GIVEN INSTRUCTION:
Check each line of the material below, and copy it if it holds the string "screenshot".

EXERCISE MATERIAL:
▬▬▬▬▬▬▬▬▬▬

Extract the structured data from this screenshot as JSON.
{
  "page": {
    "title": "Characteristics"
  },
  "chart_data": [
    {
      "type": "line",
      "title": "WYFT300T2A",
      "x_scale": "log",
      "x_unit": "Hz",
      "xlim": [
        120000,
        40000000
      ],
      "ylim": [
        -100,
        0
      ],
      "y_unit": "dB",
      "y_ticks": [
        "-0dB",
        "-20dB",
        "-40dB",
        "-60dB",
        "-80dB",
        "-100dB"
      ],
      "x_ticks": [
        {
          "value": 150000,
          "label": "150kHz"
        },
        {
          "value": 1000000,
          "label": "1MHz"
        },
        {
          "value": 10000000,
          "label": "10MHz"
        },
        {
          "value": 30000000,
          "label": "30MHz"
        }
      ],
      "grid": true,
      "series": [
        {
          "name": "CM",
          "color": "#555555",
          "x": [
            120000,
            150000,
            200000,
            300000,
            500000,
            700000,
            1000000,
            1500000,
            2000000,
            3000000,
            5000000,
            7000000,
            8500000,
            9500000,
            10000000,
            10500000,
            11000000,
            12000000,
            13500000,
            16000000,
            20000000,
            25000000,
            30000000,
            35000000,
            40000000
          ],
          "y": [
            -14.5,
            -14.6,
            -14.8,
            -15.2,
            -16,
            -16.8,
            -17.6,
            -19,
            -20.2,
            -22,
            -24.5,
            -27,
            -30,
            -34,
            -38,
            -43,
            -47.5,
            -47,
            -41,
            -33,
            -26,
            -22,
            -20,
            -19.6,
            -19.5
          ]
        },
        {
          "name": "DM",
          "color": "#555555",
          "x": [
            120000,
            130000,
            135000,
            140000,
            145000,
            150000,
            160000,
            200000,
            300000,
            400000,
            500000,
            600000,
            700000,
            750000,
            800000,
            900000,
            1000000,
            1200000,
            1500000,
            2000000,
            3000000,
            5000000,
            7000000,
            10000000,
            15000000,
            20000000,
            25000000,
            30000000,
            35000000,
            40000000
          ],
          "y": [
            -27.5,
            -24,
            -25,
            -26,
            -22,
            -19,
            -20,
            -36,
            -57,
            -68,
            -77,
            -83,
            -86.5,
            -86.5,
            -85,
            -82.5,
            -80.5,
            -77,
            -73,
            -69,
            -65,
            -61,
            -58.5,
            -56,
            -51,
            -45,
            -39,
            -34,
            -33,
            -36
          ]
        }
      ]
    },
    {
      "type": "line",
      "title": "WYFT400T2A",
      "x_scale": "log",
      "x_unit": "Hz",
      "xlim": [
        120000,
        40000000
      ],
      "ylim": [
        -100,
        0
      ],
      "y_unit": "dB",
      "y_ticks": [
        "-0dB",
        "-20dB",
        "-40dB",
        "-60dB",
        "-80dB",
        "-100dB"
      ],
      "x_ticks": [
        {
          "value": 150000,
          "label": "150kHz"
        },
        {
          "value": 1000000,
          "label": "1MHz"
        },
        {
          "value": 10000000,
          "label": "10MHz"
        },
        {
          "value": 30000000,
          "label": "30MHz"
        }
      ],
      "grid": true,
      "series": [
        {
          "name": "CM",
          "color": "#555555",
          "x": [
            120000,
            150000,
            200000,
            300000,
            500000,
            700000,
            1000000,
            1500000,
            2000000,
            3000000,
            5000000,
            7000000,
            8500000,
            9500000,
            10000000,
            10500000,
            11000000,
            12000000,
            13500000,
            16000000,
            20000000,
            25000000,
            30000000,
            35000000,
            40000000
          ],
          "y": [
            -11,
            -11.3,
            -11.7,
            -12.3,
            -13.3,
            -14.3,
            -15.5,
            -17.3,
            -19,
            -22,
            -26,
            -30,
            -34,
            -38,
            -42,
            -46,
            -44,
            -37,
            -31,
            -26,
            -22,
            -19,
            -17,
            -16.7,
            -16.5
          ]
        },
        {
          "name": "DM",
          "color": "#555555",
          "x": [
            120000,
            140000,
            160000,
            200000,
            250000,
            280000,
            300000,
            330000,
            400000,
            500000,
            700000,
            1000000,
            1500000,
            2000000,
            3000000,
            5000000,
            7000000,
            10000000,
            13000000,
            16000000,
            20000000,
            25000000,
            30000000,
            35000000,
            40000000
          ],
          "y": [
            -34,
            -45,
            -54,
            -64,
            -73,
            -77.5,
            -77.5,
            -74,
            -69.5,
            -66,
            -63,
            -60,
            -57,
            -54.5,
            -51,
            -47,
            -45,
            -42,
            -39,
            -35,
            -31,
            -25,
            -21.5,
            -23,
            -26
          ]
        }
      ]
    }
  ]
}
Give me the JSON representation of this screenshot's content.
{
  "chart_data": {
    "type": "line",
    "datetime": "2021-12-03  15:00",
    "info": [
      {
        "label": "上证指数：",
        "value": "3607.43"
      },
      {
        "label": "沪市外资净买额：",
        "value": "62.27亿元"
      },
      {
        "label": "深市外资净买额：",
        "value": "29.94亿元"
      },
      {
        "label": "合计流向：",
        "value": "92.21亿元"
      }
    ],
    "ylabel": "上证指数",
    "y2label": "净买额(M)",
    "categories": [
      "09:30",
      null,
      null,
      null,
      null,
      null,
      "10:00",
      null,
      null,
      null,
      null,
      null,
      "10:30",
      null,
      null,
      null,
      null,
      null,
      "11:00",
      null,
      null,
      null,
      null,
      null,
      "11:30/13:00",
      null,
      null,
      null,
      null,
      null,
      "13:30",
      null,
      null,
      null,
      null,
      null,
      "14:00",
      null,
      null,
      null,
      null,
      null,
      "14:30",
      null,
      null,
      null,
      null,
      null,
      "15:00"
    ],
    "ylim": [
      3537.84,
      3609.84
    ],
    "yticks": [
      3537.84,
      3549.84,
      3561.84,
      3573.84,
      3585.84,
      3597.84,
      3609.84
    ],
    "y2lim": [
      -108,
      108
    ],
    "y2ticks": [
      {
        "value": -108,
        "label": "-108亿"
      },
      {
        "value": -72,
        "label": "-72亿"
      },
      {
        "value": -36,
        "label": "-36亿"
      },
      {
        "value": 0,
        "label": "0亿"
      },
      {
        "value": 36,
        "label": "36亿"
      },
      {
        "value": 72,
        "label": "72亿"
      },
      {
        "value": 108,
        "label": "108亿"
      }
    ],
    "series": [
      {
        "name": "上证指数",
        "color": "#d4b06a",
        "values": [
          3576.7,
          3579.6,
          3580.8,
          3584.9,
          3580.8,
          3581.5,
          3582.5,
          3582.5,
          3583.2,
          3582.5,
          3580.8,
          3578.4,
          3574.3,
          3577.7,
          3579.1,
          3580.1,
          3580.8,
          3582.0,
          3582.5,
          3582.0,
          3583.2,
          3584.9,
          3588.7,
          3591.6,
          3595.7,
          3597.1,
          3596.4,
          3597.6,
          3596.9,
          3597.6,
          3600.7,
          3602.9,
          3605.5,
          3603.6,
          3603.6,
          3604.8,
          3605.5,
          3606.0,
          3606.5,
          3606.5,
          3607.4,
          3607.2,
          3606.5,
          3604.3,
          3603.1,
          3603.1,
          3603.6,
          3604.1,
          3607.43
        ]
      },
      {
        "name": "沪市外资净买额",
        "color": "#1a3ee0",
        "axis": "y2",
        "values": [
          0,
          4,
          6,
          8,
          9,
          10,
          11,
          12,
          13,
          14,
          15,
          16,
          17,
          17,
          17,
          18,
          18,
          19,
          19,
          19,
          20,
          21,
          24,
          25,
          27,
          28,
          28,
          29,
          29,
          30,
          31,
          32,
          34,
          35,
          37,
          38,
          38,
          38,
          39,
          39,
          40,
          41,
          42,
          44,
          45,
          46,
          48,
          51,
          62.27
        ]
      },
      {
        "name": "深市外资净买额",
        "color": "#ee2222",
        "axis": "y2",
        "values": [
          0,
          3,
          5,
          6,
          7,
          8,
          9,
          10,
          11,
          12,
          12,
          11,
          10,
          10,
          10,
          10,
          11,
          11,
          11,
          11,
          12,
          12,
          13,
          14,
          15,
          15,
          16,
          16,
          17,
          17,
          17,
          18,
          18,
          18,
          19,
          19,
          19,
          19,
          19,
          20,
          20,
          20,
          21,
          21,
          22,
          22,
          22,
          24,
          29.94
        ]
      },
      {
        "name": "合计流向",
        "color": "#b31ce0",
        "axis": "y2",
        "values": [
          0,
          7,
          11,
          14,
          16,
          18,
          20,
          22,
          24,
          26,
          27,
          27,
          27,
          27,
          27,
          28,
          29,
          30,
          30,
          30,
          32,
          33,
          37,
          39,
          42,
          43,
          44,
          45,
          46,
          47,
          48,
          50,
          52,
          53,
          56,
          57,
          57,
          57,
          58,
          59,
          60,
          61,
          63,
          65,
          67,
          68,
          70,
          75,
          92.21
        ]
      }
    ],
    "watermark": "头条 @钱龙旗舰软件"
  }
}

▬▬▬▬▬▬▬▬▬▬

SOLVED EXERCISE:
Extract the structured data from this screenshot as JSON.
Give me the JSON representation of this screenshot's content.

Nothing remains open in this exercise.